» The exercise
From the records below, copy every line that contains the word "iron".

========================

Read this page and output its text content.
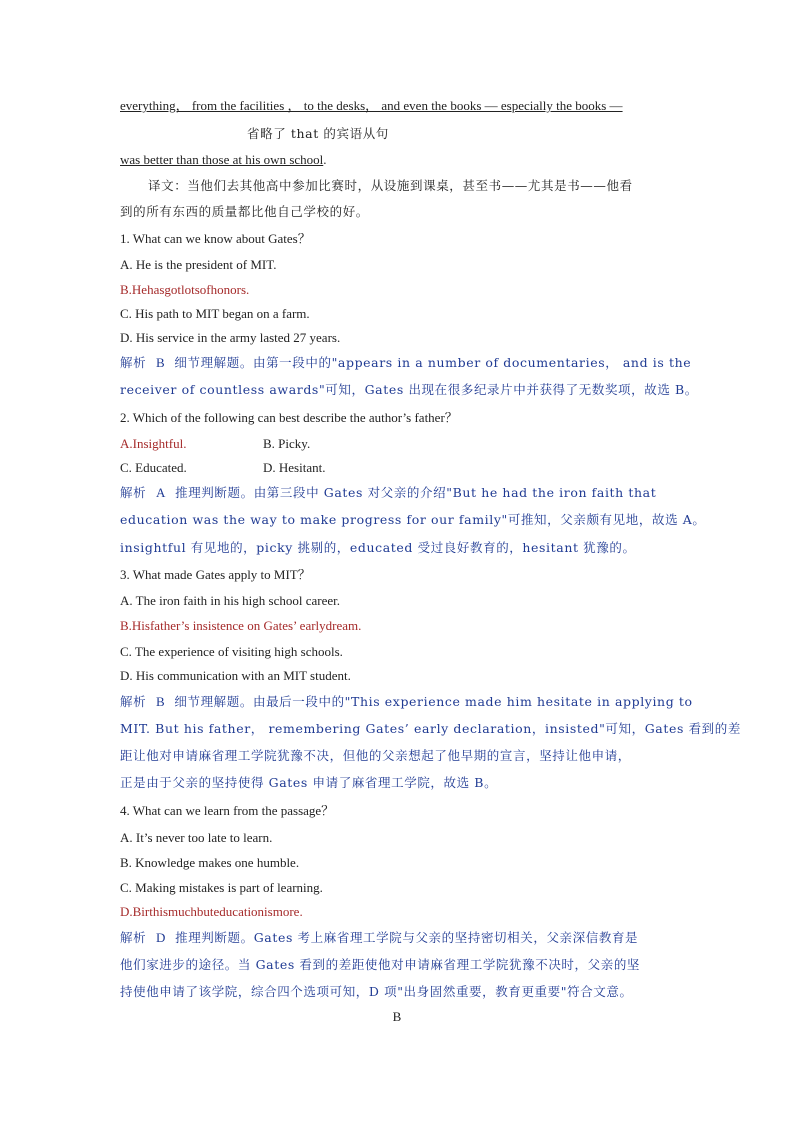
everything， from the facilities ， to the desks， and even the books — especially the books —
省略了 that 的宾语从句
was better than those at his own school.
译文：当他们去其他高中参加比赛时，从设施到课桌，甚至书——尤其是书——他看
到的所有东西的质量都比他自己学校的好。
1. What can we know about Gates？
A. He is the president of MIT.
B.Hehasgotlotsofhonors.
C. His path to MIT began on a farm.
D. His service in the army lasted 27 years.
解析 B 细节理解题。由第一段中的"appears in a number of documentaries， and is the
receiver of countless awards"可知，Gates 出现在很多纪录片中并获得了无数奖项，故选 B。
2. Which of the following can best describe the author’s father？
A.Insightful.	B. Picky.
C. Educated.	D. Hesitant.
解析 A 推理判断题。由第三段中 Gates 对父亲的介绍"But he had the iron faith that
education was the way to make progress for our family"可推知，父亲颇有见地，故选 A。
insightful 有见地的，picky 挑剔的，educated 受过良好教育的，hesitant 犹豫的。
3. What made Gates apply to MIT？
A. The iron faith in his high school career.
B.Hisfather’s insistence on Gates’ earlydream.
C. The experience of visiting high schools.
D. His communication with an MIT student.
解析 B 细节理解题。由最后一段中的"This experience made him hesitate in applying to
MIT. But his father， remembering Gates’ early declaration，insisted"可知，Gates 看到的差
距让他对申请麻省理工学院犹豫不决，但他的父亲想起了他早期的宣言，坚持让他申请，
正是由于父亲的坚持使得 Gates 申请了麻省理工学院，故选 B。
4. What can we learn from the passage？
A. It’s never too late to learn.
B. Knowledge makes one humble.
C. Making mistakes is part of learning.
D.Birthismuchbuteducationismore.
解析 D 推理判断题。Gates 考上麻省理工学院与父亲的坚持密切相关，父亲深信教育是
他们家进步的途径。当 Gates 看到的差距使他对申请麻省理工学院犹豫不决时，父亲的坚
持使他申请了该学院，综合四个选项可知，D 项"出身固然重要，教育更重要"符合文意。
B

========================

» Task result
解析 A 推理判断题。由第三段中 Gates 对父亲的介绍"But he had the iron faith that
A. The iron faith in his high school career.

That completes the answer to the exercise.